begin Entries provided

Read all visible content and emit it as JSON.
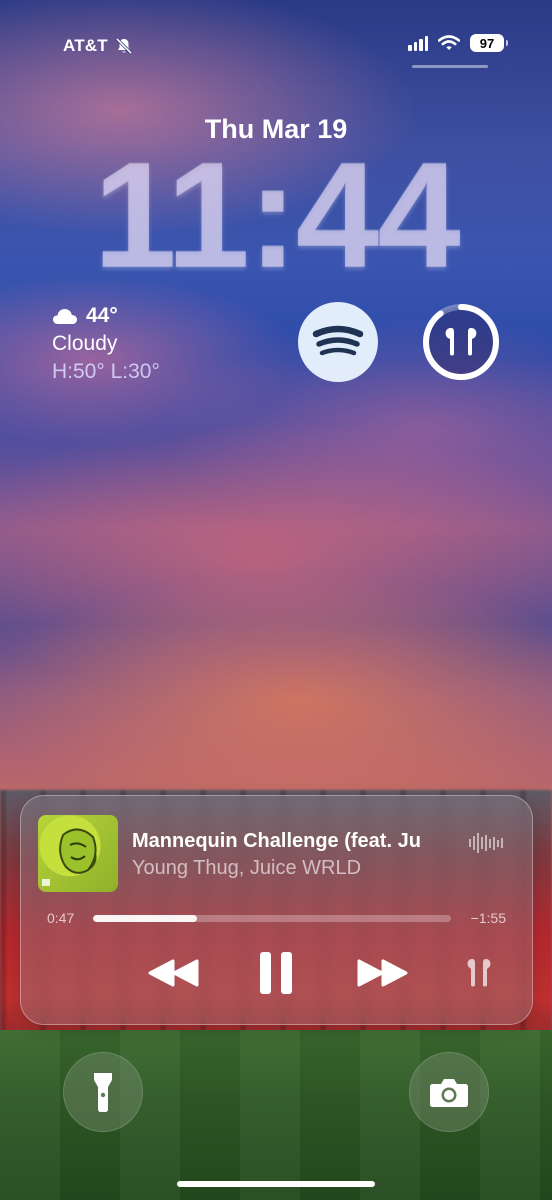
{
  "status_bar": {
    "carrier": "AT&T",
    "silent_icon": "bell-slash-icon",
    "signal_icon": "cellular-signal-icon",
    "wifi_icon": "wifi-icon",
    "battery_level": "97"
  },
  "lock_screen": {
    "date": "Thu Mar 19",
    "time": "11:44"
  },
  "weather": {
    "icon": "cloud-icon",
    "temperature": "44°",
    "condition": "Cloudy",
    "high_low": "H:50° L:30°"
  },
  "widgets": {
    "spotify_icon": "spotify-icon",
    "spotify_color": "#1f3352",
    "airpods_icon": "airpods-icon",
    "airpods_battery_fraction": 0.9
  },
  "now_playing": {
    "title": "Mannequin Challenge (feat. Ju",
    "artist": "Young Thug, Juice WRLD",
    "elapsed": "0:47",
    "remaining": "−1:55",
    "progress_fraction": 0.29,
    "controls": {
      "rewind_icon": "backward-icon",
      "pause_icon": "pause-icon",
      "forward_icon": "forward-icon",
      "route_icon": "airpods-icon"
    }
  },
  "bottom_actions": {
    "flashlight_icon": "flashlight-icon",
    "camera_icon": "camera-icon"
  }
}
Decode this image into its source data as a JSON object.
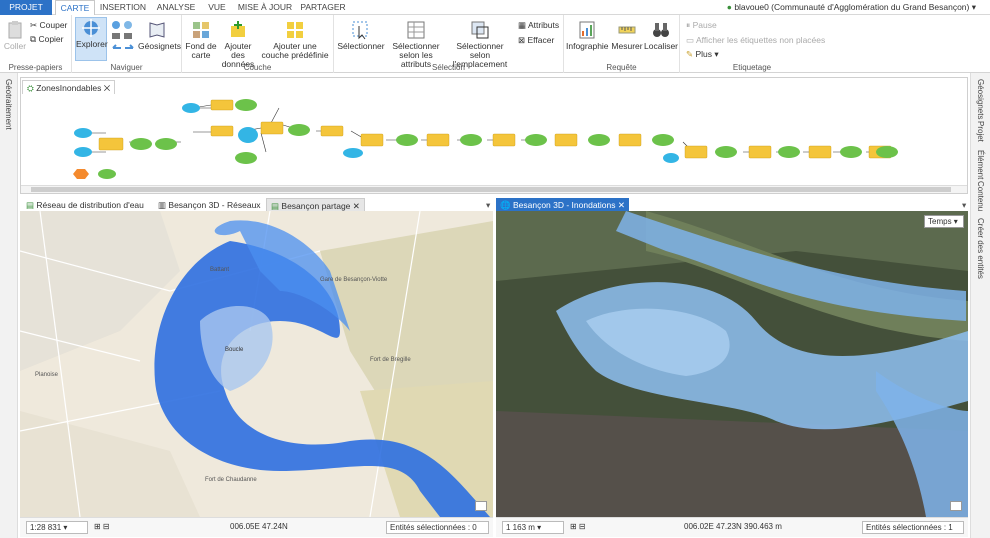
{
  "tabs": [
    "PROJET",
    "CARTE",
    "INSERTION",
    "ANALYSE",
    "VUE",
    "MISE À JOUR",
    "PARTAGER"
  ],
  "user": "blavoue0 (Communauté d'Agglomération du Grand Besançon)",
  "ribbon": {
    "clipboard": {
      "paste": "Coller",
      "cut": "Couper",
      "copy": "Copier",
      "label": "Presse-papiers"
    },
    "navigate": {
      "explore": "Explorer",
      "bookmarks": "Géosignets",
      "label": "Naviguer"
    },
    "layer": {
      "basemap": "Fond de carte",
      "add_data": "Ajouter des données",
      "add_preset": "Ajouter une couche prédéfinie",
      "label": "Couche"
    },
    "selection": {
      "select": "Sélectionner",
      "by_attr": "Sélectionner selon les attributs",
      "by_loc": "Sélectionner selon l'emplacement",
      "attributes": "Attributs",
      "clear": "Effacer",
      "label": "Sélection"
    },
    "query": {
      "infographic": "Infographie",
      "measure": "Mesurer",
      "locate": "Localiser",
      "label": "Requête"
    },
    "labeling": {
      "pause": "Pause",
      "unplaced": "Afficher les étiquettes non placées",
      "more": "Plus",
      "label": "Etiquetage"
    }
  },
  "left_sidebar": "Géotraitement",
  "right_sidebar": [
    "Géosignets",
    "Projet",
    "Élément",
    "Contenu",
    "Créer des entités"
  ],
  "model_tab": "ZonesInondables",
  "views_left": [
    "Réseau de distribution d'eau",
    "Besançon 3D - Réseaux",
    "Besançon partage"
  ],
  "view_right": "Besançon 3D - Inondations",
  "time_btn": "Temps",
  "status_left": {
    "scale": "1:28 831",
    "coords": "006.05E 47.24N",
    "selected": "Entités sélectionnées : 0"
  },
  "status_right": {
    "scale": "1 163 m",
    "coords": "006.02E 47.23N  390.463 m",
    "selected": "Entités sélectionnées : 1"
  },
  "map_labels": [
    "Gare de Besançon-Viotte",
    "Battant",
    "Boucle",
    "Fort de Bregille",
    "Fort de Chaudanne",
    "Planoise"
  ]
}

end Entries provided

--- What is needed ---
Filter the records for lines holding the string "Besançon". Copy each one.

--- Worked answer ---
  "user": "blavoue0 (Communauté d'Agglomération du Grand Besançon)",
    "Besançon 3D - Réseaux",
    "Besançon partage"
  "view_right": "Besançon 3D - Inondations",
    "Gare de Besançon-Viotte",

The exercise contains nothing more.